## Information given
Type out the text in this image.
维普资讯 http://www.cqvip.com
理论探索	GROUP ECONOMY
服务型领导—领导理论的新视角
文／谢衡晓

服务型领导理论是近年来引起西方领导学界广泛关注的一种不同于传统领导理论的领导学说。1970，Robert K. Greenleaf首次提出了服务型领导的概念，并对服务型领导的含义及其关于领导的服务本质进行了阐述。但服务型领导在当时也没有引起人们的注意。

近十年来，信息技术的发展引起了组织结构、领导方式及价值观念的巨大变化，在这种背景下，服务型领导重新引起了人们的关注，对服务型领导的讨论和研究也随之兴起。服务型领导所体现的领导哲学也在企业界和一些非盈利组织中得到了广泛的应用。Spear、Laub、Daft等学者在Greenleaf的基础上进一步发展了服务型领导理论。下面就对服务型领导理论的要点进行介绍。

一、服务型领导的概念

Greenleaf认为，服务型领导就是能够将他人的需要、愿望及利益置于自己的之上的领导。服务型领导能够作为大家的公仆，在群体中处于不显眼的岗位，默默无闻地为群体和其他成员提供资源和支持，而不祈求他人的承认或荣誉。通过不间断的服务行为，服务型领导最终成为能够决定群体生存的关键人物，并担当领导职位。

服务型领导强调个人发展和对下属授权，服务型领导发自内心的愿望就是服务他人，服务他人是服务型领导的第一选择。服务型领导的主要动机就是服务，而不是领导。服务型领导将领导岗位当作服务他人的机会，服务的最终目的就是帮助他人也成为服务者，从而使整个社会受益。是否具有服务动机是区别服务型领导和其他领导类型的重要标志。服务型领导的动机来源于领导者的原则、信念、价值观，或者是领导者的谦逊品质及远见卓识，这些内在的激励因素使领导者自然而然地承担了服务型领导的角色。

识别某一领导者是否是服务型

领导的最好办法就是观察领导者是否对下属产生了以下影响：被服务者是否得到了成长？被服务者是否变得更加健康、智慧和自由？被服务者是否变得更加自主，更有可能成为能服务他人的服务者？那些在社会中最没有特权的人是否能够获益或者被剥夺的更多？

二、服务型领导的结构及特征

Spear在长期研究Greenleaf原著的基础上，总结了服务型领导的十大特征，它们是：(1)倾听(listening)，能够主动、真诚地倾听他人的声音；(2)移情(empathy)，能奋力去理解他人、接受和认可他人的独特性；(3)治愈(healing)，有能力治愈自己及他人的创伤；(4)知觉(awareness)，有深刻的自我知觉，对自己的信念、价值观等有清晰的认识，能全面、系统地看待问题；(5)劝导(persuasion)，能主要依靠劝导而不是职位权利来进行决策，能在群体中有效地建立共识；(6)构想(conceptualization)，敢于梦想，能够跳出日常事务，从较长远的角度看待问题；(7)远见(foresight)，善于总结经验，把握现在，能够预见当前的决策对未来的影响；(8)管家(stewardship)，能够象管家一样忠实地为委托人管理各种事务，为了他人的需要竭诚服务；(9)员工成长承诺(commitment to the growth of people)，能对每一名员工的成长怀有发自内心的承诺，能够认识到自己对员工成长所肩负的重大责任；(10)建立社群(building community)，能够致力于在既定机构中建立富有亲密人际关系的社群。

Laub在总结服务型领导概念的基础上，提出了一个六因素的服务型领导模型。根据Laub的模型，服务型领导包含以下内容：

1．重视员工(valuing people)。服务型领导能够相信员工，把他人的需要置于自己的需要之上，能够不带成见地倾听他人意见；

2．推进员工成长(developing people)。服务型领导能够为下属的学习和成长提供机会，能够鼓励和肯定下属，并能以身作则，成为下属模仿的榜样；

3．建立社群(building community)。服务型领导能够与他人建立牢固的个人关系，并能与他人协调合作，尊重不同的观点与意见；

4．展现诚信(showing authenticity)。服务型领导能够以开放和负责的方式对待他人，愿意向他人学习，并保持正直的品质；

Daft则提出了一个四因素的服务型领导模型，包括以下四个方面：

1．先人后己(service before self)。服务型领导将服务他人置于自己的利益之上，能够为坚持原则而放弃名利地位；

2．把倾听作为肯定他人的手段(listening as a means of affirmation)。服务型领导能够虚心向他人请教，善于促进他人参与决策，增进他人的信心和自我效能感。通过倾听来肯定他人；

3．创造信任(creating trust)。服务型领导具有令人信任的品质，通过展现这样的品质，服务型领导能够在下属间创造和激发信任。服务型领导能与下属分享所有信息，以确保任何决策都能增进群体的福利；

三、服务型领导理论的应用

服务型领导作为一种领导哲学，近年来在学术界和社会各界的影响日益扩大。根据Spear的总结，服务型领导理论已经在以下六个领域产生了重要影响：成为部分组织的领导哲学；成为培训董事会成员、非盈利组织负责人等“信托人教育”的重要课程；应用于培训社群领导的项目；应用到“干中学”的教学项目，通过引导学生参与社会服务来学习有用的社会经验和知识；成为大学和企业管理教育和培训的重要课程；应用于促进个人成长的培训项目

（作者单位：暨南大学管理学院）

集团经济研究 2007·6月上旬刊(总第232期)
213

## Prompt
Copy each line in the data that holds the word "community".

## Exercise solution
Spear在长期研究Greenleaf原著的基础上，总结了服务型领导的十大特征，它们是：(1)倾听(listening)，能够主动、真诚地倾听他人的声音；(2)移情(empathy)，能奋力去理解他人、接受和认可他人的独特性；(3)治愈(healing)，有能力治愈自己及他人的创伤；(4)知觉(awareness)，有深刻的自我知觉，对自己的信念、价值观等有清晰的认识，能全面、系统地看待问题；(5)劝导(persuasion)，能主要依靠劝导而不是职位权利来进行决策，能在群体中有效地建立共识；(6)构想(conceptualization)，敢于梦想，能够跳出日常事务，从较长远的角度看待问题；(7)远见(foresight)，善于总结经验，把握现在，能够预见当前的决策对未来的影响；(8)管家(stewardship)，能够象管家一样忠实地为委托人管理各种事务，为了他人的需要竭诚服务；(9)员工成长承诺(commitment to the growth of people)，能对每一名员工的成长怀有发自内心的承诺，能够认识到自己对员工成长所肩负的重大责任；(10)建立社群(building community)，能够致力于在既定机构中建立富有亲密人际关系的社群。
3．建立社群(building community)。服务型领导能够与他人建立牢固的个人关系，并能与他人协调合作，尊重不同的观点与意见；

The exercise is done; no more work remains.